**WRITTEN REQUEST**
Skip the pictures. Copy all the rest of the records down exactly.

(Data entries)
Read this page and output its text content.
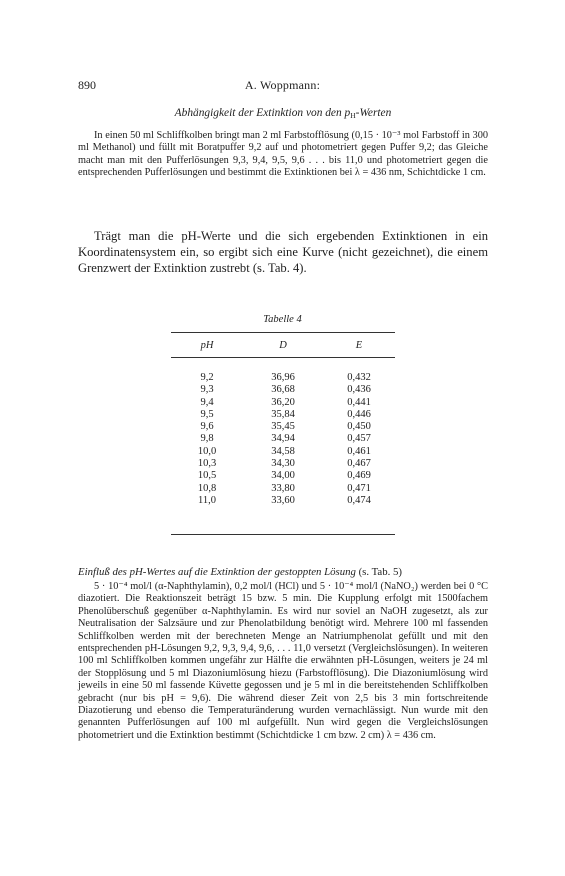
890	A. Woppmann:
Abhängigkeit der Extinktion von den $p_H$-Werten
In einen 50 ml Schliffkolben bringt man 2 ml Farbstofflösung (0,15 · 10⁻³ mol Farbstoff in 300 ml Methanol) und füllt mit Boratpuffer 9,2 auf und photometriert gegen Puffer 9,2; das Gleiche macht man mit den Pufferlösungen 9,3, 9,4, 9,5, 9,6 . . . bis 11,0 und photometriert gegen die entsprechenden Pufferlösungen und bestimmt die Extinktionen bei λ = 436 nm, Schichtdicke 1 cm.
Trägt man die pH-Werte und die sich ergebenden Extinktionen in ein Koordinatensystem ein, so ergibt sich eine Kurve (nicht gezeichnet), die einem Grenzwert der Extinktion zustrebt (s. Tab. 4).
Tabelle 4
pH	D	E

9,2	36,96	0,432
9,3	36,68	0,436
9,4	36,20	0,441
9,5	35,84	0,446
9,6	35,45	0,450
9,8	34,94	0,457
10,0	34,58	0,461
10,3	34,30	0,467
10,5	34,00	0,469
10,8	33,80	0,471
11,0	33,60	0,474
Einfluß des pH-Wertes auf die Extinktion der gestoppten Lösung (s. Tab. 5)
5 · 10⁻⁴ mol/l (α-Naphthylamin), 0,2 mol/l (HCl) und 5 · 10⁻⁴ mol/l (NaNO₂) werden bei 0 °C diazotiert. Die Reaktionszeit beträgt 15 bzw. 5 min. Die Kupplung erfolgt mit 1500fachem Phenolüberschuß gegenüber α-Naphthylamin. Es wird nur soviel an NaOH zugesetzt, als zur Neutralisation der Salzsäure und zur Phenolatbildung benötigt wird. Mehrere 100 ml fassenden Schliffkolben werden mit der berechneten Menge an Natriumphenolat gefüllt und mit den entsprechenden pH-Lösungen 9,2, 9,3, 9,4, 9,6, . . . 11,0 versetzt (Vergleichslösungen). In weiteren 100 ml Schliffkolben kommen ungefähr zur Hälfte die erwähnten pH-Lösungen, weiters je 24 ml der Stopplösung und 5 ml Diazoniumlösung hiezu (Farbstofflösung). Die Diazoniumlösung wird jeweils in eine 50 ml fassende Küvette gegossen und je 5 ml in die bereitstehenden Schliffkolben gebracht (nur bis pH = 9,6). Die während dieser Zeit von 2,5 bis 3 min fortschreitende Diazotierung und ebenso die Temperaturänderung wurden vernachlässigt. Nun wurde mit den genannten Pufferlösungen auf 100 ml aufgefüllt. Nun wird gegen die Vergleichslösungen photometriert und die Extinktion bestimmt (Schichtdicke 1 cm bzw. 2 cm) λ = 436 cm.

**RESPONSE TO THE EXERCISE**
Read this page and output its text content.
890	A. Woppmann:
Abhängigkeit der Extinktion von den $p_H$-Werten
In einen 50 ml Schliffkolben bringt man 2 ml Farbstofflösung (0,15 · 10⁻³ mol Farbstoff in 300 ml Methanol) und füllt mit Boratpuffer 9,2 auf und photometriert gegen Puffer 9,2; das Gleiche macht man mit den Pufferlösungen 9,3, 9,4, 9,5, 9,6 . . . bis 11,0 und photometriert gegen die entsprechenden Pufferlösungen und bestimmt die Extinktionen bei λ = 436 nm, Schichtdicke 1 cm.
Trägt man die pH-Werte und die sich ergebenden Extinktionen in ein Koordinatensystem ein, so ergibt sich eine Kurve (nicht gezeichnet), die einem Grenzwert der Extinktion zustrebt (s. Tab. 4).
Tabelle 4
pH	D	E

9,2	36,96	0,432
9,3	36,68	0,436
9,4	36,20	0,441
9,5	35,84	0,446
9,6	35,45	0,450
9,8	34,94	0,457
10,0	34,58	0,461
10,3	34,30	0,467
10,5	34,00	0,469
10,8	33,80	0,471
11,0	33,60	0,474
Einfluß des pH-Wertes auf die Extinktion der gestoppten Lösung (s. Tab. 5)
5 · 10⁻⁴ mol/l (α-Naphthylamin), 0,2 mol/l (HCl) und 5 · 10⁻⁴ mol/l (NaNO₂) werden bei 0 °C diazotiert. Die Reaktionszeit beträgt 15 bzw. 5 min. Die Kupplung erfolgt mit 1500fachem Phenolüberschuß gegenüber α-Naphthylamin. Es wird nur soviel an NaOH zugesetzt, als zur Neutralisation der Salzsäure und zur Phenolatbildung benötigt wird. Mehrere 100 ml fassenden Schliffkolben werden mit der berechneten Menge an Natriumphenolat gefüllt und mit den entsprechenden pH-Lösungen 9,2, 9,3, 9,4, 9,6, . . . 11,0 versetzt (Vergleichslösungen). In weiteren 100 ml Schliffkolben kommen ungefähr zur Hälfte die erwähnten pH-Lösungen, weiters je 24 ml der Stopplösung und 5 ml Diazoniumlösung hiezu (Farbstofflösung). Die Diazoniumlösung wird jeweils in eine 50 ml fassende Küvette gegossen und je 5 ml in die bereitstehenden Schliffkolben gebracht (nur bis pH = 9,6). Die während dieser Zeit von 2,5 bis 3 min fortschreitende Diazotierung und ebenso die Temperaturänderung wurden vernachlässigt. Nun wurde mit den genannten Pufferlösungen auf 100 ml aufgefüllt. Nun wird gegen die Vergleichslösungen photometriert und die Extinktion bestimmt (Schichtdicke 1 cm bzw. 2 cm) λ = 436 cm.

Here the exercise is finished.